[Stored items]
** Begin **

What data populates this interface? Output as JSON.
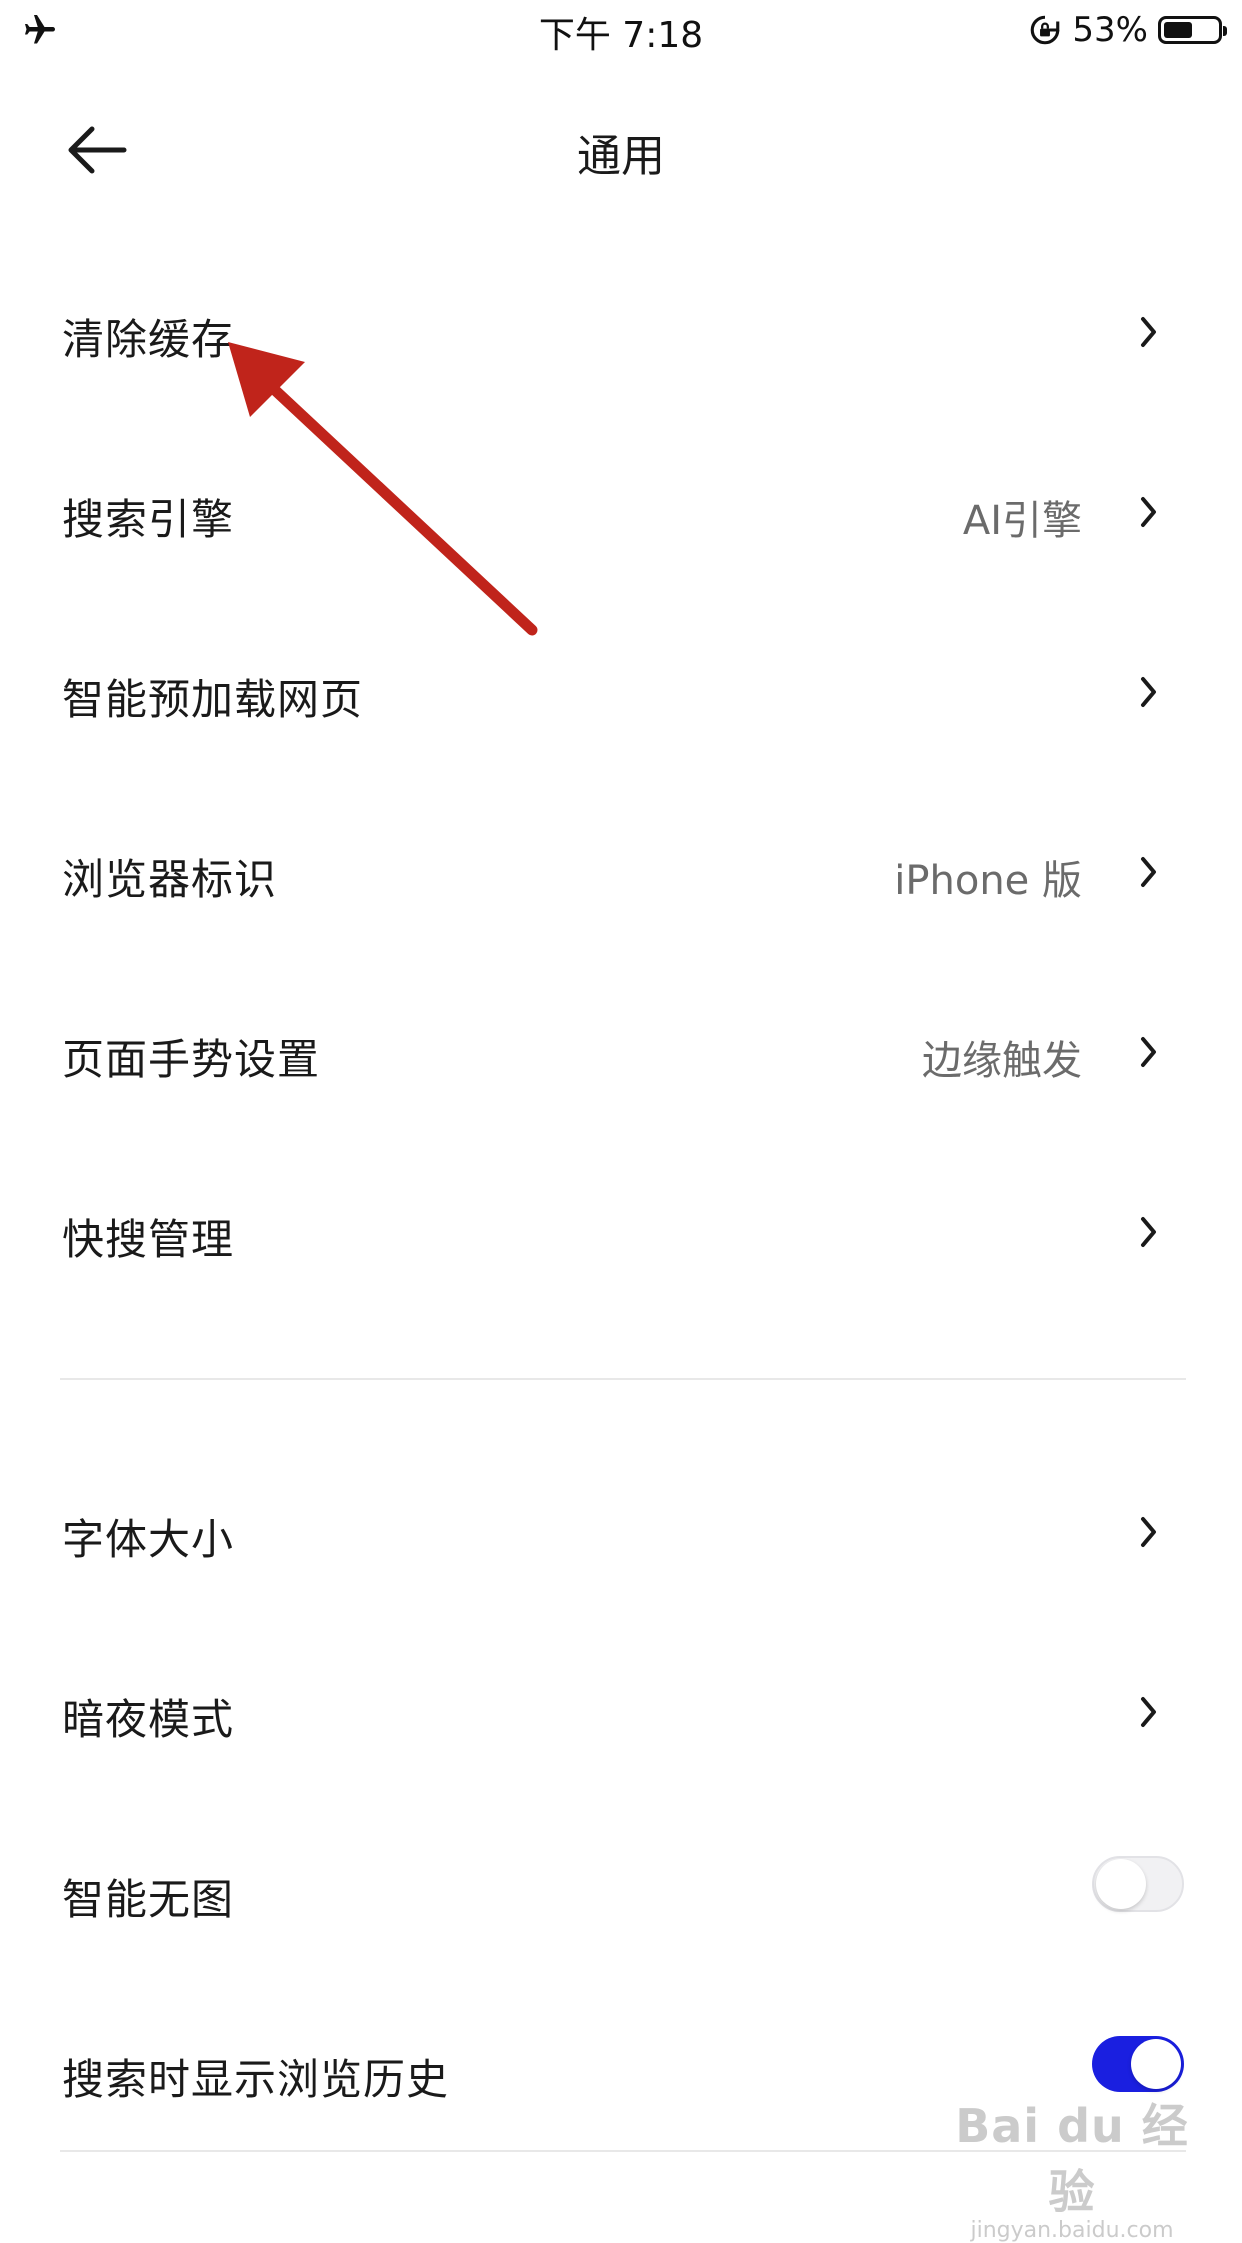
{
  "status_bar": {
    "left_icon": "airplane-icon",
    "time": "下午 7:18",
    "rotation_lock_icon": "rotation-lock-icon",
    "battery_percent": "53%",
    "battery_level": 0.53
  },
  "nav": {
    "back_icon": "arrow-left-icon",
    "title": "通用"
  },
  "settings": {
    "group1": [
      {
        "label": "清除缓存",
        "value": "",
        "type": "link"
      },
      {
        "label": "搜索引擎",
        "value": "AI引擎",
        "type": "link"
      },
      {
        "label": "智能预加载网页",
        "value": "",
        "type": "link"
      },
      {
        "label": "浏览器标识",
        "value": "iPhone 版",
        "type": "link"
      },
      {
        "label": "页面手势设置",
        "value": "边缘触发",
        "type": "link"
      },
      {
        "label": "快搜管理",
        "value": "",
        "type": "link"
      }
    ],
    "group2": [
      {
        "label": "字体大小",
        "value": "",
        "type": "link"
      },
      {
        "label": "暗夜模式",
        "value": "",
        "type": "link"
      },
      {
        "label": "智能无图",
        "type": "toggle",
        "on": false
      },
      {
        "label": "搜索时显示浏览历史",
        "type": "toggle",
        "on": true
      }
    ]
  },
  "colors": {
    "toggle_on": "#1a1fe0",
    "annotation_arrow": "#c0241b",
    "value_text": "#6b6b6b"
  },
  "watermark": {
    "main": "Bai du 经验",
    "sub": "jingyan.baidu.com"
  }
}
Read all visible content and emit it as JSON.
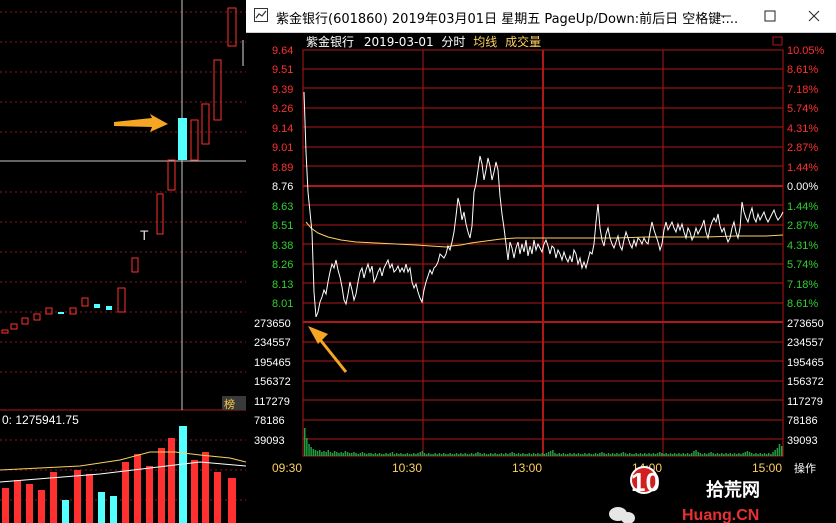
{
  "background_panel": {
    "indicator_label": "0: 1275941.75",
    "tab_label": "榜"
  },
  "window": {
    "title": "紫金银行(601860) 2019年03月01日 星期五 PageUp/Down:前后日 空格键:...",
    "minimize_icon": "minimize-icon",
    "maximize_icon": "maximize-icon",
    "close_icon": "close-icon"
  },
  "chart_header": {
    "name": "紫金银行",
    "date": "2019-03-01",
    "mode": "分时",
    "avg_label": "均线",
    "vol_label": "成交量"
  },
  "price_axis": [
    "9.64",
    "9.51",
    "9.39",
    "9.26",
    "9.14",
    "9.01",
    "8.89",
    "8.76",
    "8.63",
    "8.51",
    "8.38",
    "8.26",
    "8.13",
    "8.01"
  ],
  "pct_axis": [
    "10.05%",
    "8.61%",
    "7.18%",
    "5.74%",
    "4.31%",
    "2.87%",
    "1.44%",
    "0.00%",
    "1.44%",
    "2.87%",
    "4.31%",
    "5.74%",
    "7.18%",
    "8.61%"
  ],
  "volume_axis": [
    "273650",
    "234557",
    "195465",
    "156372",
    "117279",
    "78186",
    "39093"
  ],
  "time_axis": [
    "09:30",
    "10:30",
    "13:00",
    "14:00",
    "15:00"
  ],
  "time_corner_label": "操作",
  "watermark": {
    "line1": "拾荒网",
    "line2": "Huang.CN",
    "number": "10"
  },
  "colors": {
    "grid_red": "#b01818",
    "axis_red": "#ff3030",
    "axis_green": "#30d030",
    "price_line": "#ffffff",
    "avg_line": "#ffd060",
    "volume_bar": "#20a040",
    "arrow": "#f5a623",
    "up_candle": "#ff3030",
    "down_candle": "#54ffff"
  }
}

** End **

EXERCISE DIRECTIONS |
From the material above, gather all lines that include the string "紫金银行" and copy them.

RESULT FOR THIS TASK |
    "title": "紫金银行(601860) 2019年03月01日 星期五 PageUp/Down:前后日 空格键:...",
    "name": "紫金银行",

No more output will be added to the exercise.